**PROBLEM:**
Print the data that follows exactly.

....

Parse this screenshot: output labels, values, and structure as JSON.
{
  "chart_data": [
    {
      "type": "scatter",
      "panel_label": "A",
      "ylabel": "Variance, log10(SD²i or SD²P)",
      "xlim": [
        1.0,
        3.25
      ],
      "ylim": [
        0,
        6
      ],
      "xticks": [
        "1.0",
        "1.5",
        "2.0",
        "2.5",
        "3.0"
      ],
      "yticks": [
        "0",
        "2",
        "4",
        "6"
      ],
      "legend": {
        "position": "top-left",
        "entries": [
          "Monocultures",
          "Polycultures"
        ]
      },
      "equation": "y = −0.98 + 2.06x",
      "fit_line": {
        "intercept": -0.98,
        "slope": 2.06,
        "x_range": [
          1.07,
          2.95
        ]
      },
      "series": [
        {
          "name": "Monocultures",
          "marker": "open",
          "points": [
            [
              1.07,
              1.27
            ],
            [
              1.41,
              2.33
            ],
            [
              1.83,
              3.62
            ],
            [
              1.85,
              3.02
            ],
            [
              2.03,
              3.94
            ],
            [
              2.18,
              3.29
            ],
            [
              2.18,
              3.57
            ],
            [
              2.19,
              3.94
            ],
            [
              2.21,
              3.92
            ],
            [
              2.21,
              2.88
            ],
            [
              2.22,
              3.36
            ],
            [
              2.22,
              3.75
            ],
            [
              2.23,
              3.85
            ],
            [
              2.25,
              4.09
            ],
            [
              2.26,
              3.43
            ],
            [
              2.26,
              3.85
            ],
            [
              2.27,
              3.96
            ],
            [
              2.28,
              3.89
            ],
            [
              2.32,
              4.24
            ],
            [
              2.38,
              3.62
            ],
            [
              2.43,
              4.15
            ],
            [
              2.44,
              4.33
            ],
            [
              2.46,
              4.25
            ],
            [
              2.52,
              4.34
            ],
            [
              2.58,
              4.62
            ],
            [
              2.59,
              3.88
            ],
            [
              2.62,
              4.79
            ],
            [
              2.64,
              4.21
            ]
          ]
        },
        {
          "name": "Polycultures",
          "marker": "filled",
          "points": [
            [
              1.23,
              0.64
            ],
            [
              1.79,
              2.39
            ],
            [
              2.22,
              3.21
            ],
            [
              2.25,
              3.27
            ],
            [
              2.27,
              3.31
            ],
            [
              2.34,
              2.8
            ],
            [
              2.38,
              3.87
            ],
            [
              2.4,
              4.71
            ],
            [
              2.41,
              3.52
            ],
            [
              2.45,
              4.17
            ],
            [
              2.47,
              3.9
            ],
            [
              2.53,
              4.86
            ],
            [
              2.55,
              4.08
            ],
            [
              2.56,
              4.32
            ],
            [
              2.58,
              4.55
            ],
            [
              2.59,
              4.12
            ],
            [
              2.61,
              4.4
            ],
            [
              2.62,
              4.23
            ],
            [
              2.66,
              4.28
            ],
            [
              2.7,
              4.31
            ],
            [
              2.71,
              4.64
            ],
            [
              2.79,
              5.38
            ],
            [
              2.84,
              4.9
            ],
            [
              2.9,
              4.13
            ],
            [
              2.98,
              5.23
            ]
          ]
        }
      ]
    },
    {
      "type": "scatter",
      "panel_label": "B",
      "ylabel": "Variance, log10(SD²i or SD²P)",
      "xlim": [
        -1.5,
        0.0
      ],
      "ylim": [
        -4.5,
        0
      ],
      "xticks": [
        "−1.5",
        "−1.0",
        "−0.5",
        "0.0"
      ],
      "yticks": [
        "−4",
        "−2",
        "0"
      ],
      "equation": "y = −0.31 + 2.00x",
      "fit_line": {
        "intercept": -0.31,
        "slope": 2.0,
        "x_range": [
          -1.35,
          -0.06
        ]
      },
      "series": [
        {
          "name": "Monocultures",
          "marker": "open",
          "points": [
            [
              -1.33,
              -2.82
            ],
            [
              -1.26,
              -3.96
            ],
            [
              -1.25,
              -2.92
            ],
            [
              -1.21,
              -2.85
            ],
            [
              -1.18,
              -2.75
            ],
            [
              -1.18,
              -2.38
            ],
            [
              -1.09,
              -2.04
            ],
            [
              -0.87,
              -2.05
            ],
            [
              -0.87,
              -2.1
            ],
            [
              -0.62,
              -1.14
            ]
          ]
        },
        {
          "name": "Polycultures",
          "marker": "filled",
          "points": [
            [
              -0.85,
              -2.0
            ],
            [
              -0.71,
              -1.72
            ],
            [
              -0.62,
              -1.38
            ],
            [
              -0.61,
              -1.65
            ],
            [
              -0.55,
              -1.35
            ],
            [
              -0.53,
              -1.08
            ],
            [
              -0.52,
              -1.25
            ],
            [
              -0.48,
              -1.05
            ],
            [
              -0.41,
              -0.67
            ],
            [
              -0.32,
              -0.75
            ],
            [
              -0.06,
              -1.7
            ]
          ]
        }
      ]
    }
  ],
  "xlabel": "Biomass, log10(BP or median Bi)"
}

....

**WRITTEN SOLUTION:**
Parse this screenshot: output labels, values, and structure as JSON.
{
  "chart_data": [
    {
      "type": "scatter",
      "panel_label": "A",
      "ylabel": "Variance, log10(SD²i or SD²P)",
      "xlim": [
        1.0,
        3.25
      ],
      "ylim": [
        0,
        6
      ],
      "xticks": [
        "1.0",
        "1.5",
        "2.0",
        "2.5",
        "3.0"
      ],
      "yticks": [
        "0",
        "2",
        "4",
        "6"
      ],
      "legend": {
        "position": "top-left",
        "entries": [
          "Monocultures",
          "Polycultures"
        ]
      },
      "equation": "y = −0.98 + 2.06x",
      "fit_line": {
        "intercept": -0.98,
        "slope": 2.06,
        "x_range": [
          1.07,
          2.95
        ]
      },
      "series": [
        {
          "name": "Monocultures",
          "marker": "open",
          "points": [
            [
              1.07,
              1.27
            ],
            [
              1.41,
              2.33
            ],
            [
              1.83,
              3.62
            ],
            [
              1.85,
              3.02
            ],
            [
              2.03,
              3.94
            ],
            [
              2.18,
              3.29
            ],
            [
              2.18,
              3.57
            ],
            [
              2.19,
              3.94
            ],
            [
              2.21,
              3.92
            ],
            [
              2.21,
              2.88
            ],
            [
              2.22,
              3.36
            ],
            [
              2.22,
              3.75
            ],
            [
              2.23,
              3.85
            ],
            [
              2.25,
              4.09
            ],
            [
              2.26,
              3.43
            ],
            [
              2.26,
              3.85
            ],
            [
              2.27,
              3.96
            ],
            [
              2.28,
              3.89
            ],
            [
              2.32,
              4.24
            ],
            [
              2.38,
              3.62
            ],
            [
              2.43,
              4.15
            ],
            [
              2.44,
              4.33
            ],
            [
              2.46,
              4.25
            ],
            [
              2.52,
              4.34
            ],
            [
              2.58,
              4.62
            ],
            [
              2.59,
              3.88
            ],
            [
              2.62,
              4.79
            ],
            [
              2.64,
              4.21
            ]
          ]
        },
        {
          "name": "Polycultures",
          "marker": "filled",
          "points": [
            [
              1.23,
              0.64
            ],
            [
              1.79,
              2.39
            ],
            [
              2.22,
              3.21
            ],
            [
              2.25,
              3.27
            ],
            [
              2.27,
              3.31
            ],
            [
              2.34,
              2.8
            ],
            [
              2.38,
              3.87
            ],
            [
              2.4,
              4.71
            ],
            [
              2.41,
              3.52
            ],
            [
              2.45,
              4.17
            ],
            [
              2.47,
              3.9
            ],
            [
              2.53,
              4.86
            ],
            [
              2.55,
              4.08
            ],
            [
              2.56,
              4.32
            ],
            [
              2.58,
              4.55
            ],
            [
              2.59,
              4.12
            ],
            [
              2.61,
              4.4
            ],
            [
              2.62,
              4.23
            ],
            [
              2.66,
              4.28
            ],
            [
              2.7,
              4.31
            ],
            [
              2.71,
              4.64
            ],
            [
              2.79,
              5.38
            ],
            [
              2.84,
              4.9
            ],
            [
              2.9,
              4.13
            ],
            [
              2.98,
              5.23
            ]
          ]
        }
      ]
    },
    {
      "type": "scatter",
      "panel_label": "B",
      "ylabel": "Variance, log10(SD²i or SD²P)",
      "xlim": [
        -1.5,
        0.0
      ],
      "ylim": [
        -4.5,
        0
      ],
      "xticks": [
        "−1.5",
        "−1.0",
        "−0.5",
        "0.0"
      ],
      "yticks": [
        "−4",
        "−2",
        "0"
      ],
      "equation": "y = −0.31 + 2.00x",
      "fit_line": {
        "intercept": -0.31,
        "slope": 2.0,
        "x_range": [
          -1.35,
          -0.06
        ]
      },
      "series": [
        {
          "name": "Monocultures",
          "marker": "open",
          "points": [
            [
              -1.33,
              -2.82
            ],
            [
              -1.26,
              -3.96
            ],
            [
              -1.25,
              -2.92
            ],
            [
              -1.21,
              -2.85
            ],
            [
              -1.18,
              -2.75
            ],
            [
              -1.18,
              -2.38
            ],
            [
              -1.09,
              -2.04
            ],
            [
              -0.87,
              -2.05
            ],
            [
              -0.87,
              -2.1
            ],
            [
              -0.62,
              -1.14
            ]
          ]
        },
        {
          "name": "Polycultures",
          "marker": "filled",
          "points": [
            [
              -0.85,
              -2.0
            ],
            [
              -0.71,
              -1.72
            ],
            [
              -0.62,
              -1.38
            ],
            [
              -0.61,
              -1.65
            ],
            [
              -0.55,
              -1.35
            ],
            [
              -0.53,
              -1.08
            ],
            [
              -0.52,
              -1.25
            ],
            [
              -0.48,
              -1.05
            ],
            [
              -0.41,
              -0.67
            ],
            [
              -0.32,
              -0.75
            ],
            [
              -0.06,
              -1.7
            ]
          ]
        }
      ]
    }
  ],
  "xlabel": "Biomass, log10(BP or median Bi)"
}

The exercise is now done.